** REQUIREMENT **
Images should be left out, and everything else in the listing reproduced exactly.
● ● ● ● ● ● ●
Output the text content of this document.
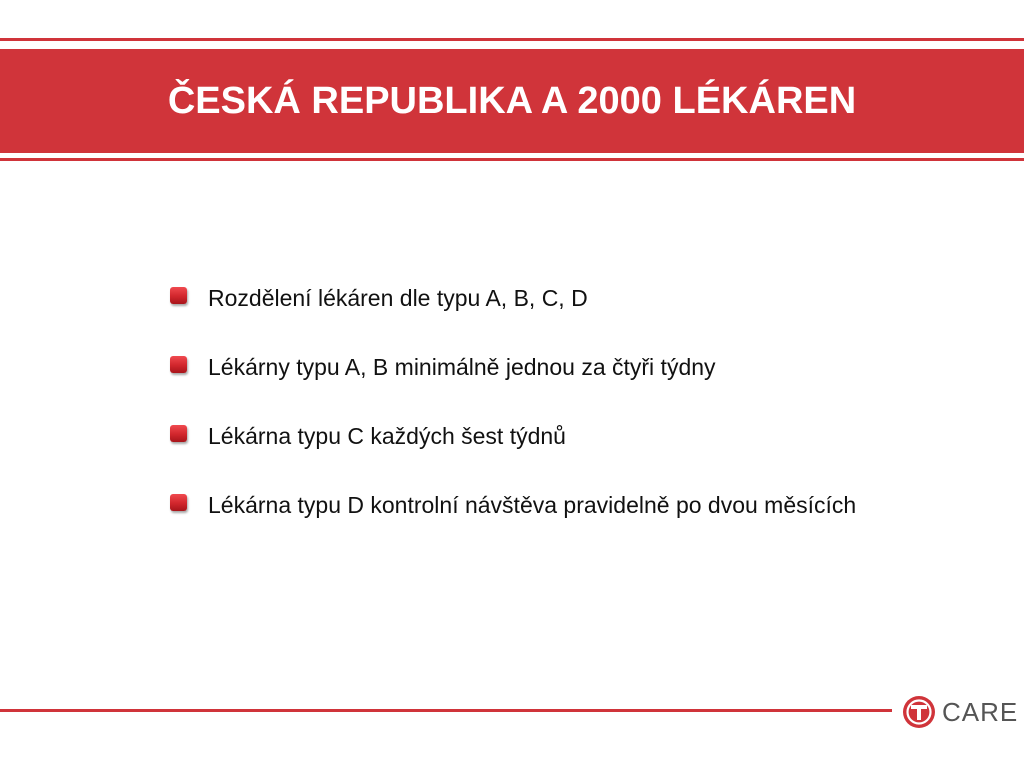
ČESKÁ REPUBLIKA A 2000 LÉKÁREN
Rozdělení lékáren dle typu A, B, C, D
Lékárny typu A, B minimálně jednou za čtyři týdny
Lékárna typu C každých šest týdnů
Lékárna typu D kontrolní návštěva pravidelně po dvou měsících
CARE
● ● ● ● ● ● ●
** COMPLETED TASK **
Output the text content of this document.
ČESKÁ REPUBLIKA A 2000 LÉKÁREN
Rozdělení lékáren dle typu A, B, C, D
Lékárny typu A, B minimálně jednou za čtyři týdny
Lékárna typu C každých šest týdnů
Lékárna typu D kontrolní návštěva pravidelně po dvou měsících
CARE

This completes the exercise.